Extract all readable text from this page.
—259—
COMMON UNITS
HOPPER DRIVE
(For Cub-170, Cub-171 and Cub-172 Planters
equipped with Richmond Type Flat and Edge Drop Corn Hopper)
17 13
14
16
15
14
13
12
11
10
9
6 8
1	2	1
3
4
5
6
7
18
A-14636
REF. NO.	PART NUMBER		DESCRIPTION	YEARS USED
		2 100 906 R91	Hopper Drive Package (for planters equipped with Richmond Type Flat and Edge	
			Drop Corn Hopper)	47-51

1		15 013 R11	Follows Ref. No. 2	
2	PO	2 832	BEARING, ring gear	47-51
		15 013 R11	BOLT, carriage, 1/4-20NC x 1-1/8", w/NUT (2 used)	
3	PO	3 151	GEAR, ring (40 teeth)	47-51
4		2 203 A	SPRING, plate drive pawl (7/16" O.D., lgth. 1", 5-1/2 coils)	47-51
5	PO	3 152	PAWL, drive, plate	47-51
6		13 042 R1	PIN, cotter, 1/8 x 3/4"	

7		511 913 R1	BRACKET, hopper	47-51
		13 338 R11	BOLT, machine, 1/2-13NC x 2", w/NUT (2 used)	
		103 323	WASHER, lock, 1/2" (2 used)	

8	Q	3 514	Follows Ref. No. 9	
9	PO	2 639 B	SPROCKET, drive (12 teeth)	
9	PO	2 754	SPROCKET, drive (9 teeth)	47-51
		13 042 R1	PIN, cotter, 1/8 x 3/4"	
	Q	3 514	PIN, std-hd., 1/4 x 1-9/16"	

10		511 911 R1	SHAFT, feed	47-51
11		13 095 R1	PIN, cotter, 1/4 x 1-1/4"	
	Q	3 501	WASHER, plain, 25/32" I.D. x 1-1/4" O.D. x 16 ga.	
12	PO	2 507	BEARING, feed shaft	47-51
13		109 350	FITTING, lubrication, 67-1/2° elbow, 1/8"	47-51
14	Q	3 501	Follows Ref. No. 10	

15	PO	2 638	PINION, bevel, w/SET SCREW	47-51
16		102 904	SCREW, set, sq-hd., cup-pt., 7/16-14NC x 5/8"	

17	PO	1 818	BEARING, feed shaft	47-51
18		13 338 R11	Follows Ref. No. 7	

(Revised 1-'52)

——————

Instructions for the task:
Please reproduce each line exactly as written.

The response:
Extract all readable text from this page.
—259—
COMMON UNITS
HOPPER DRIVE
(For Cub-170, Cub-171 and Cub-172 Planters
equipped with Richmond Type Flat and Edge Drop Corn Hopper)
17 13
14
16
15
14
13
12
11
10
9
6 8
1	2	1
3
4
5
6
7
18
A-14636
REF. NO.	PART NUMBER		DESCRIPTION	YEARS USED
		2 100 906 R91	Hopper Drive Package (for planters equipped with Richmond Type Flat and Edge	
			Drop Corn Hopper)	47-51

1		15 013 R11	Follows Ref. No. 2	
2	PO	2 832	BEARING, ring gear	47-51
		15 013 R11	BOLT, carriage, 1/4-20NC x 1-1/8", w/NUT (2 used)	
3	PO	3 151	GEAR, ring (40 teeth)	47-51
4		2 203 A	SPRING, plate drive pawl (7/16" O.D., lgth. 1", 5-1/2 coils)	47-51
5	PO	3 152	PAWL, drive, plate	47-51
6		13 042 R1	PIN, cotter, 1/8 x 3/4"	

7		511 913 R1	BRACKET, hopper	47-51
		13 338 R11	BOLT, machine, 1/2-13NC x 2", w/NUT (2 used)	
		103 323	WASHER, lock, 1/2" (2 used)	

8	Q	3 514	Follows Ref. No. 9	
9	PO	2 639 B	SPROCKET, drive (12 teeth)	
9	PO	2 754	SPROCKET, drive (9 teeth)	47-51
		13 042 R1	PIN, cotter, 1/8 x 3/4"	
	Q	3 514	PIN, std-hd., 1/4 x 1-9/16"	

10		511 911 R1	SHAFT, feed	47-51
11		13 095 R1	PIN, cotter, 1/4 x 1-1/4"	
	Q	3 501	WASHER, plain, 25/32" I.D. x 1-1/4" O.D. x 16 ga.	
12	PO	2 507	BEARING, feed shaft	47-51
13		109 350	FITTING, lubrication, 67-1/2° elbow, 1/8"	47-51
14	Q	3 501	Follows Ref. No. 10	

15	PO	2 638	PINION, bevel, w/SET SCREW	47-51
16		102 904	SCREW, set, sq-hd., cup-pt., 7/16-14NC x 5/8"	

17	PO	1 818	BEARING, feed shaft	47-51
18		13 338 R11	Follows Ref. No. 7	

(Revised 1-'52)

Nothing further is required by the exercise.